Within the records that follow, find every line containing the string "Religionen". Copy those lines.

Records for this task:
______
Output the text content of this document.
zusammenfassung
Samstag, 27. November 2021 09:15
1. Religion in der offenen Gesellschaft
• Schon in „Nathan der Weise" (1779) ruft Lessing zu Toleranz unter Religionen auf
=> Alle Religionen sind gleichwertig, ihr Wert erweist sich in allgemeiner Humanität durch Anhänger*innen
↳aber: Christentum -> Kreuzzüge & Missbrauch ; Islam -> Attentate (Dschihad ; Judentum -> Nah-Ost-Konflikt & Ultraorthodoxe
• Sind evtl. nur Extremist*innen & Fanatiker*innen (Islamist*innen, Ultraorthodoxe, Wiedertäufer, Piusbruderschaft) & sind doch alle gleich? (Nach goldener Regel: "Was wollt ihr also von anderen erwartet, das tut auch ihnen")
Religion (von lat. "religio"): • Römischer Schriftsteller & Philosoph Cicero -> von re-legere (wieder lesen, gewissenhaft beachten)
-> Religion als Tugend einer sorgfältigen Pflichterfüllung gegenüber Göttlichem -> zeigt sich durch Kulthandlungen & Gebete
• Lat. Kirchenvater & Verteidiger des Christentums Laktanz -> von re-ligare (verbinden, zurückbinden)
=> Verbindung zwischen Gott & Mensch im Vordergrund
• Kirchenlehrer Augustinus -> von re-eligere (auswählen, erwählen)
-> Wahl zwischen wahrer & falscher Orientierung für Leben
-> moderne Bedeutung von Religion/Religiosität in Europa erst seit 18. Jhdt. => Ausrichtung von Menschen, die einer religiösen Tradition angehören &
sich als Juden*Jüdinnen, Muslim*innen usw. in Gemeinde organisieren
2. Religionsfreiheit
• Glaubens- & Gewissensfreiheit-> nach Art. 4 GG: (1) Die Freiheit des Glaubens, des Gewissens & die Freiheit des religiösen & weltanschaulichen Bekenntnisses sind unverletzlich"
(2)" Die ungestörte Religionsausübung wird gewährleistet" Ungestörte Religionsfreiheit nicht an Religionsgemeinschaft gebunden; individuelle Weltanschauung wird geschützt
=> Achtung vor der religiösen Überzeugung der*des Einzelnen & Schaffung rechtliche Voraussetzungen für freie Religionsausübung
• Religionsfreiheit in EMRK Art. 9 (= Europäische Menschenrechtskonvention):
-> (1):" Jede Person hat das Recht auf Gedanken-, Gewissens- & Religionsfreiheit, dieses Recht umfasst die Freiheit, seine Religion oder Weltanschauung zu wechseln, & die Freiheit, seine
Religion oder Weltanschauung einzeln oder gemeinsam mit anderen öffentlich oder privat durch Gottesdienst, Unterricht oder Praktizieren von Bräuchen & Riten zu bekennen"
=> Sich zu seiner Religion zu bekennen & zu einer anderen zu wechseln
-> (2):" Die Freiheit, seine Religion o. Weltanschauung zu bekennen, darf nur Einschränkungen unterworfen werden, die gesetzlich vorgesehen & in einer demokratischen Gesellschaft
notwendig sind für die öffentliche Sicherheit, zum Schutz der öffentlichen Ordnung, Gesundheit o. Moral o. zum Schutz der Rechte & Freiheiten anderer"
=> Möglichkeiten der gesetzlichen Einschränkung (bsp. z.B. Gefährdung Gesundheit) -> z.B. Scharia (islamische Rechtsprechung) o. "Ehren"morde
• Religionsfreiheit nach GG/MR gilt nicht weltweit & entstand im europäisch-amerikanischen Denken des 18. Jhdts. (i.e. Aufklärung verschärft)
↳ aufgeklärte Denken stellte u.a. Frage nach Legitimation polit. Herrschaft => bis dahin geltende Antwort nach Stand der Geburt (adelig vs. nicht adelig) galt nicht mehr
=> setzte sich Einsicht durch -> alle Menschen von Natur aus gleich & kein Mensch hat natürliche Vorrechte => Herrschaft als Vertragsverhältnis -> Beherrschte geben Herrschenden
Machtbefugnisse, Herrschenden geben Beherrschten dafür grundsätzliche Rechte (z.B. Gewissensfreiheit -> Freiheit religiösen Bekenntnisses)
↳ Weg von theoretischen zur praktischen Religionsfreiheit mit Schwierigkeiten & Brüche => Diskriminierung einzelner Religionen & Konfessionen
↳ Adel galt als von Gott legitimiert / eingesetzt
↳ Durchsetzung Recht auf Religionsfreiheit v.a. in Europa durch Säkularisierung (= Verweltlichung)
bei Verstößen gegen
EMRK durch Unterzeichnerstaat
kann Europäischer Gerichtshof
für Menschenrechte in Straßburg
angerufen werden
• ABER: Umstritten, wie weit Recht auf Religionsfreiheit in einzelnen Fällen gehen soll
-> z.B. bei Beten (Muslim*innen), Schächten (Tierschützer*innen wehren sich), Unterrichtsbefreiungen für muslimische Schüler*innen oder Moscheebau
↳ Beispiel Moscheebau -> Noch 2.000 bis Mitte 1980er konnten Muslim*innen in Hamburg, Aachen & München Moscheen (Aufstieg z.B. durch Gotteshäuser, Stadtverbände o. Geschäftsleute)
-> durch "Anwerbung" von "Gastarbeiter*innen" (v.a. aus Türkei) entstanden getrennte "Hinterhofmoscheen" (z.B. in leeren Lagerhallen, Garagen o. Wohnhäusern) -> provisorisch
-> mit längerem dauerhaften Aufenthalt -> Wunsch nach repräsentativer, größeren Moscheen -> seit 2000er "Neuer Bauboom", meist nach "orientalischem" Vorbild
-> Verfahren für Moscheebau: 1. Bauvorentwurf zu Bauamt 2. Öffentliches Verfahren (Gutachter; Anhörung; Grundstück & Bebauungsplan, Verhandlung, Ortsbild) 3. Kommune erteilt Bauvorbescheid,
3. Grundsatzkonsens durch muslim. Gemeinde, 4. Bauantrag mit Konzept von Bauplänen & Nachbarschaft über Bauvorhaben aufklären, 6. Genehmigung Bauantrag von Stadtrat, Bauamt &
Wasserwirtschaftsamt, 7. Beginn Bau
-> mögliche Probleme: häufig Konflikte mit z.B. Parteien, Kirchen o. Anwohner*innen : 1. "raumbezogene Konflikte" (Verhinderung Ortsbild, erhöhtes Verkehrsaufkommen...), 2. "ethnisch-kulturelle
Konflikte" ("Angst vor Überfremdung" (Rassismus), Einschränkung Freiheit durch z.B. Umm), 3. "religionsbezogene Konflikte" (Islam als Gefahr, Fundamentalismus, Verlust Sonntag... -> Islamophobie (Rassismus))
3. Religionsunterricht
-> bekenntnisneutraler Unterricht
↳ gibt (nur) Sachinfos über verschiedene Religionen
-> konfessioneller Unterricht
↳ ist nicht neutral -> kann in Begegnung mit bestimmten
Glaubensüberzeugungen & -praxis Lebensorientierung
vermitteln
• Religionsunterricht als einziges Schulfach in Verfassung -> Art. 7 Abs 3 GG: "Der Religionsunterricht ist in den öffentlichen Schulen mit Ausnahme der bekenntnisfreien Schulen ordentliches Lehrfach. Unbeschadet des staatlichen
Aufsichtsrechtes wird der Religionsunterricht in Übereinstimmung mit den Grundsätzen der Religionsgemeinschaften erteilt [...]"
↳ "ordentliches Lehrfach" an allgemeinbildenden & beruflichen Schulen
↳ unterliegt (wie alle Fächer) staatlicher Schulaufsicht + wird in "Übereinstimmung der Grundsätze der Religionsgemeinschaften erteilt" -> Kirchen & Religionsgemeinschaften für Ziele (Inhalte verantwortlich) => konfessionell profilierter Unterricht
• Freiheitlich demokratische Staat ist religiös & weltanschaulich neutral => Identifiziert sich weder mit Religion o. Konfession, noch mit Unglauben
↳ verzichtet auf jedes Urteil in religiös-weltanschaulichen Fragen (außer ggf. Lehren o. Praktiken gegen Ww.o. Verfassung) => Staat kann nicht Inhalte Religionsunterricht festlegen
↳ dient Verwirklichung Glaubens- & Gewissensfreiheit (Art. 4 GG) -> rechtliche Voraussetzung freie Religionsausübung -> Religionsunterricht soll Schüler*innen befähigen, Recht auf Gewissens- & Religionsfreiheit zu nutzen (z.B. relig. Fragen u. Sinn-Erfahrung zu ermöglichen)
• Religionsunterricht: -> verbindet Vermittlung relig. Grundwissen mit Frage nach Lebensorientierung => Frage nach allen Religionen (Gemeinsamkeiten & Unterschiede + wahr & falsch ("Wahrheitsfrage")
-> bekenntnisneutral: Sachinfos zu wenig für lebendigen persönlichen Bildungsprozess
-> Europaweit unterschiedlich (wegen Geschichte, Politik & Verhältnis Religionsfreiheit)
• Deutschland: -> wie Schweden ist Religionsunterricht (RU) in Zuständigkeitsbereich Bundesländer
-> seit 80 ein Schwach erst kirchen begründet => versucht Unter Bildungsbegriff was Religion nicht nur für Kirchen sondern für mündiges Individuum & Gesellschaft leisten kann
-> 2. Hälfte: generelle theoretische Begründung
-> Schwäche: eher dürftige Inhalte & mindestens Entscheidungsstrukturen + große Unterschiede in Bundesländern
______
Reply:
• Schon in „Nathan der Weise" (1779) ruft Lessing zu Toleranz unter Religionen auf
=> Alle Religionen sind gleichwertig, ihr Wert erweist sich in allgemeiner Humanität durch Anhänger*innen
↳ Weg von theoretischen zur praktischen Religionsfreiheit mit Schwierigkeiten & Brüche => Diskriminierung einzelner Religionen & Konfessionen
↳ gibt (nur) Sachinfos über verschiedene Religionen
• Religionsunterricht: -> verbindet Vermittlung relig. Grundwissen mit Frage nach Lebensorientierung => Frage nach allen Religionen (Gemeinsamkeiten & Unterschiede + wahr & falsch ("Wahrheitsfrage")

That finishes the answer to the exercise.